== Data rows ==
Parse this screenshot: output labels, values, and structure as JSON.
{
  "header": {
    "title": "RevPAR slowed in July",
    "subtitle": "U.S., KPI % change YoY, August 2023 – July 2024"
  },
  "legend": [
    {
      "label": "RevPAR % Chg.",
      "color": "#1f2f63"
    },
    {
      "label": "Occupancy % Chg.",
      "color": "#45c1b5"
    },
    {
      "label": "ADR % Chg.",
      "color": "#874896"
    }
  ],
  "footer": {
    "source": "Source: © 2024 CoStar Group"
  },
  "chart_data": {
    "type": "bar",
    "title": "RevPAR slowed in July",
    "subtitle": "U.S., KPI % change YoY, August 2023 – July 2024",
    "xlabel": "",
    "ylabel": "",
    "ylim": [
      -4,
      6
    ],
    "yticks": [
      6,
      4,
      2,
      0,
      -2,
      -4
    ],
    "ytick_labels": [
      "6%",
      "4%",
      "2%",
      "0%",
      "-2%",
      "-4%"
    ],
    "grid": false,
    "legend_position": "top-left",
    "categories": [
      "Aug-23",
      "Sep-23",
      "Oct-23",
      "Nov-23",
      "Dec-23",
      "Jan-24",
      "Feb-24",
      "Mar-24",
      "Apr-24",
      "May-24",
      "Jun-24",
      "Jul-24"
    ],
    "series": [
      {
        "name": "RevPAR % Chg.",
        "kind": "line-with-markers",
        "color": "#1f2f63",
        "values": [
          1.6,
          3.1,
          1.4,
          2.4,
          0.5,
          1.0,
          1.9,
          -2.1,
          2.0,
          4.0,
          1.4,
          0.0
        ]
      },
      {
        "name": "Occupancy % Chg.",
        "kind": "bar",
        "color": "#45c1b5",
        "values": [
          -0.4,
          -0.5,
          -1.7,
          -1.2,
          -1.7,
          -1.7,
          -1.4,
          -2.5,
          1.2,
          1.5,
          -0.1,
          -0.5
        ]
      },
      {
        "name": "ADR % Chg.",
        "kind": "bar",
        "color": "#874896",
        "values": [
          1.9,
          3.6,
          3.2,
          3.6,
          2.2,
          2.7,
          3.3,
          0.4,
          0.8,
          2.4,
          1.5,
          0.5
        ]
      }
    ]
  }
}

== Set problem ==
Retype the listing above in full, with no alterations.

== Exercise answer ==
Parse this screenshot: output labels, values, and structure as JSON.
{
  "header": {
    "title": "RevPAR slowed in July",
    "subtitle": "U.S., KPI % change YoY, August 2023 – July 2024"
  },
  "legend": [
    {
      "label": "RevPAR % Chg.",
      "color": "#1f2f63"
    },
    {
      "label": "Occupancy % Chg.",
      "color": "#45c1b5"
    },
    {
      "label": "ADR % Chg.",
      "color": "#874896"
    }
  ],
  "footer": {
    "source": "Source: © 2024 CoStar Group"
  },
  "chart_data": {
    "type": "bar",
    "title": "RevPAR slowed in July",
    "subtitle": "U.S., KPI % change YoY, August 2023 – July 2024",
    "xlabel": "",
    "ylabel": "",
    "ylim": [
      -4,
      6
    ],
    "yticks": [
      6,
      4,
      2,
      0,
      -2,
      -4
    ],
    "ytick_labels": [
      "6%",
      "4%",
      "2%",
      "0%",
      "-2%",
      "-4%"
    ],
    "grid": false,
    "legend_position": "top-left",
    "categories": [
      "Aug-23",
      "Sep-23",
      "Oct-23",
      "Nov-23",
      "Dec-23",
      "Jan-24",
      "Feb-24",
      "Mar-24",
      "Apr-24",
      "May-24",
      "Jun-24",
      "Jul-24"
    ],
    "series": [
      {
        "name": "RevPAR % Chg.",
        "kind": "line-with-markers",
        "color": "#1f2f63",
        "values": [
          1.6,
          3.1,
          1.4,
          2.4,
          0.5,
          1.0,
          1.9,
          -2.1,
          2.0,
          4.0,
          1.4,
          0.0
        ]
      },
      {
        "name": "Occupancy % Chg.",
        "kind": "bar",
        "color": "#45c1b5",
        "values": [
          -0.4,
          -0.5,
          -1.7,
          -1.2,
          -1.7,
          -1.7,
          -1.4,
          -2.5,
          1.2,
          1.5,
          -0.1,
          -0.5
        ]
      },
      {
        "name": "ADR % Chg.",
        "kind": "bar",
        "color": "#874896",
        "values": [
          1.9,
          3.6,
          3.2,
          3.6,
          2.2,
          2.7,
          3.3,
          0.4,
          0.8,
          2.4,
          1.5,
          0.5
        ]
      }
    ]
  }
}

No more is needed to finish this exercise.